**YOUR GOAL:** Take the material below and write it all out again exactly.

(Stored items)
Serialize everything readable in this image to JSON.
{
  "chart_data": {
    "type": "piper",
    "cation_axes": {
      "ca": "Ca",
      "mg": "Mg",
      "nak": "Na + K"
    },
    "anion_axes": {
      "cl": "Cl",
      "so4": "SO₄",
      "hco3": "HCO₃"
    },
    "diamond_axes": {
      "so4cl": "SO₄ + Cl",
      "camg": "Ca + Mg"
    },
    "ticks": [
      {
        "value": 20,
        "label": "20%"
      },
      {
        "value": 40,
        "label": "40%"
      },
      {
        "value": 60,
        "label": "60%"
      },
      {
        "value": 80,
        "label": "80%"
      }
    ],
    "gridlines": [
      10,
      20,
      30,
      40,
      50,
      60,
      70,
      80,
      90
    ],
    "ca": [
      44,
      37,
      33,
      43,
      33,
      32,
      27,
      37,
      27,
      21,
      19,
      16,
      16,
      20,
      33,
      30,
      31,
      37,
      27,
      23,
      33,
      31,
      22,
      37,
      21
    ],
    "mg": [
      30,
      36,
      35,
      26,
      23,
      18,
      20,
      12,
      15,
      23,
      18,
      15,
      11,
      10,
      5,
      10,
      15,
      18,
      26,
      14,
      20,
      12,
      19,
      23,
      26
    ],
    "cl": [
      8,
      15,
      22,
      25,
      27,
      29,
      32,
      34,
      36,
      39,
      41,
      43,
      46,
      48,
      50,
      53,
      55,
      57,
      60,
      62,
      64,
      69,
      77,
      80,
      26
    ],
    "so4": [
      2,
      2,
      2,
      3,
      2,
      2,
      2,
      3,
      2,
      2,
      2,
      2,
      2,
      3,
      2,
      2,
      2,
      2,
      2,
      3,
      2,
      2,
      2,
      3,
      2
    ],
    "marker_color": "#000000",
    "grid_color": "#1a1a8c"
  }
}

**RESPONSE:**
Serialize everything readable in this image to JSON.
{
  "chart_data": {
    "type": "piper",
    "cation_axes": {
      "ca": "Ca",
      "mg": "Mg",
      "nak": "Na + K"
    },
    "anion_axes": {
      "cl": "Cl",
      "so4": "SO₄",
      "hco3": "HCO₃"
    },
    "diamond_axes": {
      "so4cl": "SO₄ + Cl",
      "camg": "Ca + Mg"
    },
    "ticks": [
      {
        "value": 20,
        "label": "20%"
      },
      {
        "value": 40,
        "label": "40%"
      },
      {
        "value": 60,
        "label": "60%"
      },
      {
        "value": 80,
        "label": "80%"
      }
    ],
    "gridlines": [
      10,
      20,
      30,
      40,
      50,
      60,
      70,
      80,
      90
    ],
    "ca": [
      44,
      37,
      33,
      43,
      33,
      32,
      27,
      37,
      27,
      21,
      19,
      16,
      16,
      20,
      33,
      30,
      31,
      37,
      27,
      23,
      33,
      31,
      22,
      37,
      21
    ],
    "mg": [
      30,
      36,
      35,
      26,
      23,
      18,
      20,
      12,
      15,
      23,
      18,
      15,
      11,
      10,
      5,
      10,
      15,
      18,
      26,
      14,
      20,
      12,
      19,
      23,
      26
    ],
    "cl": [
      8,
      15,
      22,
      25,
      27,
      29,
      32,
      34,
      36,
      39,
      41,
      43,
      46,
      48,
      50,
      53,
      55,
      57,
      60,
      62,
      64,
      69,
      77,
      80,
      26
    ],
    "so4": [
      2,
      2,
      2,
      3,
      2,
      2,
      2,
      3,
      2,
      2,
      2,
      2,
      2,
      3,
      2,
      2,
      2,
      2,
      2,
      3,
      2,
      2,
      2,
      3,
      2
    ],
    "marker_color": "#000000",
    "grid_color": "#1a1a8c"
  }
}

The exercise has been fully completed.